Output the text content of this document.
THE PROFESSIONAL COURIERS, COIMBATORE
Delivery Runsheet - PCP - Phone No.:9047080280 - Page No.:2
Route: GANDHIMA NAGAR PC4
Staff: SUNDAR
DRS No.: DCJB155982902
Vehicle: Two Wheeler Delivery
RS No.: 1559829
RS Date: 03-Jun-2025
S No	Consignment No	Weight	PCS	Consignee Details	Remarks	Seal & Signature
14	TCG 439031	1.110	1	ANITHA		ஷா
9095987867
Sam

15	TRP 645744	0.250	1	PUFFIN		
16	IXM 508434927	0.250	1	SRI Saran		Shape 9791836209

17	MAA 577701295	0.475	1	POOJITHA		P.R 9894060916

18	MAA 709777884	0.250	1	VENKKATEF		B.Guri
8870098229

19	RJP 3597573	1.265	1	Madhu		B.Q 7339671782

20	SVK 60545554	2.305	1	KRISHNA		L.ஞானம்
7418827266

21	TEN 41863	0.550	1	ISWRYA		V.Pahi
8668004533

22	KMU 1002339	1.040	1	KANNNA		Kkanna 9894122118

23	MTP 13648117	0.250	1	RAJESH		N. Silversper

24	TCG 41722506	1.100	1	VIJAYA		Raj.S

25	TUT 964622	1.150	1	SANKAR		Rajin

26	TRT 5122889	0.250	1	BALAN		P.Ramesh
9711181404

•••

* _PROBLEM DETAILS_
Reproduce the records above exactly.

* _THE ANSWER_
Output the text content of this document.
THE PROFESSIONAL COURIERS, COIMBATORE
Delivery Runsheet - PCP - Phone No.:9047080280 - Page No.:2
Route: GANDHIMA NAGAR PC4
Staff: SUNDAR
DRS No.: DCJB155982902
Vehicle: Two Wheeler Delivery
RS No.: 1559829
RS Date: 03-Jun-2025
S No	Consignment No	Weight	PCS	Consignee Details	Remarks	Seal & Signature
14	TCG 439031	1.110	1	ANITHA		ஷா
9095987867
Sam

15	TRP 645744	0.250	1	PUFFIN		
16	IXM 508434927	0.250	1	SRI Saran		Shape 9791836209

17	MAA 577701295	0.475	1	POOJITHA		P.R 9894060916

18	MAA 709777884	0.250	1	VENKKATEF		B.Guri
8870098229

19	RJP 3597573	1.265	1	Madhu		B.Q 7339671782

20	SVK 60545554	2.305	1	KRISHNA		L.ஞானம்
7418827266

21	TEN 41863	0.550	1	ISWRYA		V.Pahi
8668004533

22	KMU 1002339	1.040	1	KANNNA		Kkanna 9894122118

23	MTP 13648117	0.250	1	RAJESH		N. Silversper

24	TCG 41722506	1.100	1	VIJAYA		Raj.S

25	TUT 964622	1.150	1	SANKAR		Rajin

26	TRT 5122889	0.250	1	BALAN		P.Ramesh
9711181404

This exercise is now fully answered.